**Problema:** Por favor, transcribe del texto sobre la semana de representación el pasaje que va desde "En los próximos" hasta "a la ciudadanía.", ambos incluidos.
++++ Sección del texto
La norma establecida en el inciso f) del artículo 23 del Reglamento del Congreso señala que los congresistas deben mantener una comunicación constante con los ciudadanos y las organizaciones sociales. Durante la semana de representación, su labor incluye recibir denuncias documentadas, fiscalizar a autoridades locales, mediar con instituciones del Poder Ejecutivo y canalizar las necesidades de las poblaciones que los eligieron.
Así pues, los congresistas pueden trasladarse individualmente o en grupos a su circunscripción electoral para cumplir estas funciones. Para los representantes de peruanos residentes en el extranjero, la obligación es similar, aunque con un periodo de siete días calendario continuos.
Contexto y expectativa ciudadana
La semana de representación coincide con el final de la primera legislatura ordinaria del periodo 2025-2026, que culmina el 15 de diciembre. Tras dicho cierre, la Comisión Permanente del Congreso mantiene facultades de legislar hasta fines de febrero de 2026
Para la ciudadanía y los observadores políticos, este periodo representa una de las pocas instancias en que los parlamentarios deben justificar su voto con un contacto directo con sus electores. Se espera que los legisladores utilicen esta semana para recabar demandas reales, supervisar la gestión de autoridades locales y presentar cuentas claras sobre su labor.
No obstante, en un contexto de creciente cuestionamiento hacia la representatividad parlamentaria, la efectividad de esta herramienta depende de la participación activa de los ciudadanos, la documentación real de las denuncias, y la posterior fiscalización de las autoridades competentes.
En los próximos días, corresponderá verificar cuántos congresistas efectivamente viajen a sus circunscripciones, cuáles demandas atienden y si rinden cuentas públicas de las gestiones realizadas. La Semana de Representación sigue siendo un mandato normativo clave para acercar el Legislativo a la ciudadanía.
++++++++
++++ Datos de origen
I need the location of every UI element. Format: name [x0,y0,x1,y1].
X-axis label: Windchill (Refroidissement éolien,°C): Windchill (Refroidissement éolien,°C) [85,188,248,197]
++++++++
**Respuesta:**
En los próximos días, corresponderá verificar cuántos congresistas efectivamente viajen a sus circunscripciones, cuáles demandas atienden y si rinden cuentas públicas de las gestiones realizadas. La Semana de Representación sigue siendo un mandato normativo clave para acercar el Legislativo a la ciudadanía.